Your goal: Transcribe the lines below exactly, beginning with the line that holds "Read all visible content and emit it as JSON." and ending with the final line, both included. Pictures are to be left out.

Figure content listings
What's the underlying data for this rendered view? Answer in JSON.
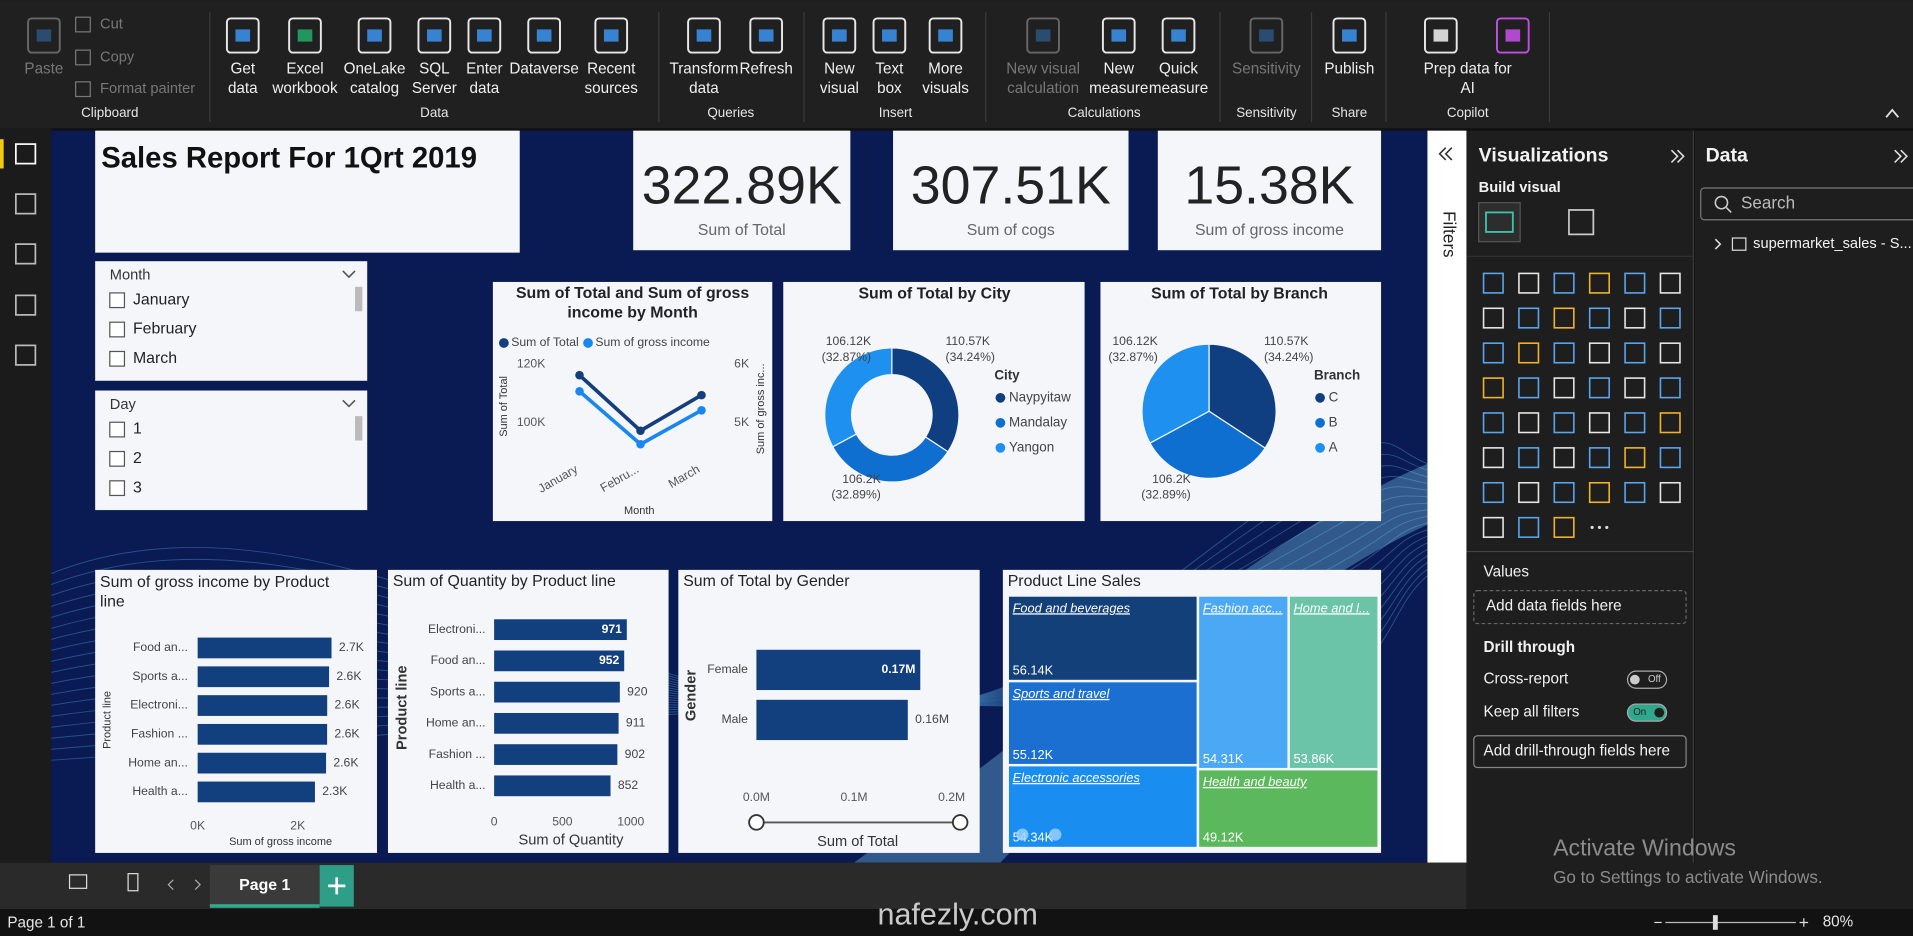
{
  "ribbon": {
    "groups": [
      {
        "name": "Clipboard",
        "buttons": [
          {
            "label": [
              "Paste"
            ],
            "disabled": true
          },
          {
            "label": [
              "Cut"
            ],
            "disabled": true
          },
          {
            "label": [
              "Copy"
            ],
            "disabled": true
          },
          {
            "label": [
              "Format painter"
            ],
            "disabled": true
          }
        ]
      },
      {
        "name": "Data",
        "buttons": [
          {
            "label": [
              "Get",
              "data"
            ]
          },
          {
            "label": [
              "Excel",
              "workbook"
            ]
          },
          {
            "label": [
              "OneLake",
              "catalog"
            ]
          },
          {
            "label": [
              "SQL",
              "Server"
            ]
          },
          {
            "label": [
              "Enter",
              "data"
            ]
          },
          {
            "label": [
              "Dataverse"
            ]
          },
          {
            "label": [
              "Recent",
              "sources"
            ]
          }
        ]
      },
      {
        "name": "Queries",
        "buttons": [
          {
            "label": [
              "Transform",
              "data"
            ]
          },
          {
            "label": [
              "Refresh"
            ]
          }
        ]
      },
      {
        "name": "Insert",
        "buttons": [
          {
            "label": [
              "New",
              "visual"
            ]
          },
          {
            "label": [
              "Text",
              "box"
            ]
          },
          {
            "label": [
              "More",
              "visuals"
            ]
          }
        ]
      },
      {
        "name": "Calculations",
        "buttons": [
          {
            "label": [
              "New visual",
              "calculation"
            ],
            "disabled": true
          },
          {
            "label": [
              "New",
              "measure"
            ]
          },
          {
            "label": [
              "Quick",
              "measure"
            ]
          }
        ]
      },
      {
        "name": "Sensitivity",
        "buttons": [
          {
            "label": [
              "Sensitivity"
            ],
            "disabled": true
          }
        ]
      },
      {
        "name": "Share",
        "buttons": [
          {
            "label": [
              "Publish"
            ]
          }
        ]
      },
      {
        "name": "Copilot",
        "buttons": [
          {
            "label": [
              "Prep data for",
              "AI"
            ]
          }
        ]
      }
    ]
  },
  "report": {
    "title": "Sales Report For 1Qrt 2019",
    "cards": [
      {
        "value": "322.89K",
        "label": "Sum of Total"
      },
      {
        "value": "307.51K",
        "label": "Sum of cogs"
      },
      {
        "value": "15.38K",
        "label": "Sum of gross income"
      }
    ],
    "slicers": [
      {
        "title": "Month",
        "items": [
          "January",
          "February",
          "March"
        ]
      },
      {
        "title": "Day",
        "items": [
          "1",
          "2",
          "3"
        ]
      }
    ],
    "charts": [
      {
        "type": "line",
        "title": "Sum of Total and Sum of gross income by Month",
        "categories": [
          "January",
          "Febru...",
          "March"
        ],
        "series": [
          {
            "name": "Sum of Total",
            "color": "#143f7c",
            "values": [
              116291,
              97219,
              109456
            ]
          },
          {
            "name": "Sum of gross income",
            "color": "#1a86f0",
            "axis": "y2",
            "values": [
              5538,
              4630,
              5212
            ]
          }
        ],
        "ylim": [
          88000,
          124000
        ],
        "yticks": [
          {
            "value": 100000,
            "label": "100K"
          },
          {
            "value": 120000,
            "label": "120K"
          }
        ],
        "y2lim": [
          4400,
          6200
        ],
        "y2ticks": [
          {
            "value": 5000,
            "label": "5K"
          },
          {
            "value": 6000,
            "label": "6K"
          }
        ],
        "x_label": "Month",
        "y_label": "Sum of Total",
        "y2_label": "Sum of gross inc..."
      },
      {
        "type": "donut",
        "title": "Sum of Total by City",
        "legend_title": "City",
        "categories": [
          "Naypyitaw",
          "Mandalay",
          "Yangon"
        ],
        "values": [
          110570,
          106200,
          106120
        ],
        "value_labels": [
          "110.57K",
          "106.2K",
          "106.12K"
        ],
        "percent_labels": [
          "(34.24%)",
          "(32.89%)",
          "(32.87%)"
        ],
        "colors": [
          "#0f3f80",
          "#0f6fd0",
          "#1e90f0"
        ]
      },
      {
        "type": "pie",
        "title": "Sum of Total by Branch",
        "legend_title": "Branch",
        "categories": [
          "C",
          "B",
          "A"
        ],
        "values": [
          110570,
          106200,
          106120
        ],
        "value_labels": [
          "110.57K",
          "106.2K",
          "106.12K"
        ],
        "percent_labels": [
          "(34.24%)",
          "(32.89%)",
          "(32.87%)"
        ],
        "colors": [
          "#0f3f80",
          "#0f6fd0",
          "#1e90f0"
        ]
      },
      {
        "type": "hbar",
        "title": "Sum of gross income by Product line",
        "categories": [
          "Food an...",
          "Sports a...",
          "Electroni...",
          "Fashion ...",
          "Home an...",
          "Health a..."
        ],
        "values": [
          2674,
          2625,
          2588,
          2586,
          2565,
          2343
        ],
        "value_labels": [
          "2.7K",
          "2.6K",
          "2.6K",
          "2.6K",
          "2.6K",
          "2.3K"
        ],
        "xlim": [
          0,
          2900
        ],
        "xticks": [
          {
            "value": 0,
            "label": "0K"
          },
          {
            "value": 2000,
            "label": "2K"
          }
        ],
        "x_label": "Sum of gross income",
        "y_label": "Product line",
        "color": "#123f7e"
      },
      {
        "type": "hbar",
        "title": "Sum of Quantity by Product line",
        "categories": [
          "Electroni...",
          "Food an...",
          "Sports a...",
          "Home an...",
          "Fashion ...",
          "Health a..."
        ],
        "values": [
          971,
          952,
          920,
          911,
          902,
          852
        ],
        "xlim": [
          0,
          1000
        ],
        "xticks": [
          0,
          500,
          1000
        ],
        "x_label": "Sum of Quantity",
        "y_label": "Product line",
        "color": "#123f7e"
      },
      {
        "type": "hbar",
        "title": "Sum of Total by Gender",
        "categories": [
          "Female",
          "Male"
        ],
        "values": [
          167883,
          155084
        ],
        "value_labels": [
          "0.17M",
          "0.16M"
        ],
        "xlim": [
          0,
          200000
        ],
        "xticks": [
          {
            "value": 0,
            "label": "0.0M"
          },
          {
            "value": 100000,
            "label": "0.1M"
          },
          {
            "value": 200000,
            "label": "0.2M"
          }
        ],
        "x_label": "Sum of Total",
        "y_label": "Gender",
        "color": "#123f7e"
      },
      {
        "type": "treemap",
        "title": "Product Line Sales",
        "categories": [
          "Food and beverages",
          "Sports and travel",
          "Electronic accessories",
          "Fashion acc...",
          "Home and l...",
          "Health and beauty"
        ],
        "values": [
          56140,
          55120,
          54340,
          54310,
          53860,
          49120
        ],
        "value_labels": [
          "56.14K",
          "55.12K",
          "54.34K",
          "54.31K",
          "53.86K",
          "49.12K"
        ],
        "colors": [
          "#14407a",
          "#1a6fd0",
          "#1a8df0",
          "#4aa8f4",
          "#6cc4a8",
          "#5cb85c"
        ]
      }
    ]
  },
  "filters": {
    "title": "Filters"
  },
  "visualizations": {
    "title": "Visualizations",
    "build_visual": "Build visual",
    "values_title": "Values",
    "values_placeholder": "Add data fields here",
    "drill_title": "Drill through",
    "toggles": [
      {
        "label": "Cross-report",
        "state": "Off"
      },
      {
        "label": "Keep all filters",
        "state": "On"
      }
    ],
    "drill_placeholder": "Add drill-through fields here"
  },
  "data_pane": {
    "title": "Data",
    "search": "Search",
    "tables": [
      "supermarket_sales - S..."
    ]
  },
  "pages": {
    "tabs": [
      "Page 1"
    ],
    "status": "Page 1 of 1",
    "zoom": "80%"
  },
  "watermark": {
    "title": "Activate Windows",
    "subtitle": "Go to Settings to activate Windows.",
    "site": "nafezly.com"
  }
}
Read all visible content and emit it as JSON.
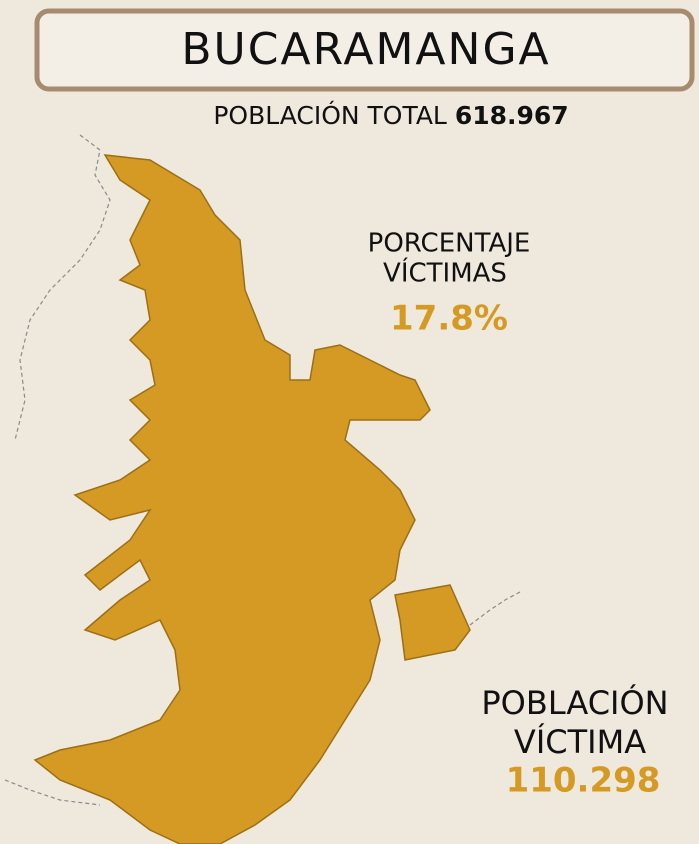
{
  "title": "BUCARAMANGA",
  "total": {
    "label": "POBLACIÓN TOTAL",
    "value": "618.967"
  },
  "percentage": {
    "label_lines": [
      "PORCENTAJE",
      "VÍCTIMAS"
    ],
    "value": "17.8%"
  },
  "victims": {
    "label_lines": [
      "POBLACIÓN",
      "VÍCTIMA"
    ],
    "value": "110.298"
  }
}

Exercise solution:
Read all visible content and emit it as JSON.
{
  "title": "BUCARAMANGA",
  "total": {
    "label": "POBLACIÓN TOTAL",
    "value": "618.967"
  },
  "percentage": {
    "label_lines": [
      "PORCENTAJE",
      "VÍCTIMAS"
    ],
    "value": "17.8%"
  },
  "victims": {
    "label_lines": [
      "POBLACIÓN",
      "VÍCTIMA"
    ],
    "value": "110.298"
  }
}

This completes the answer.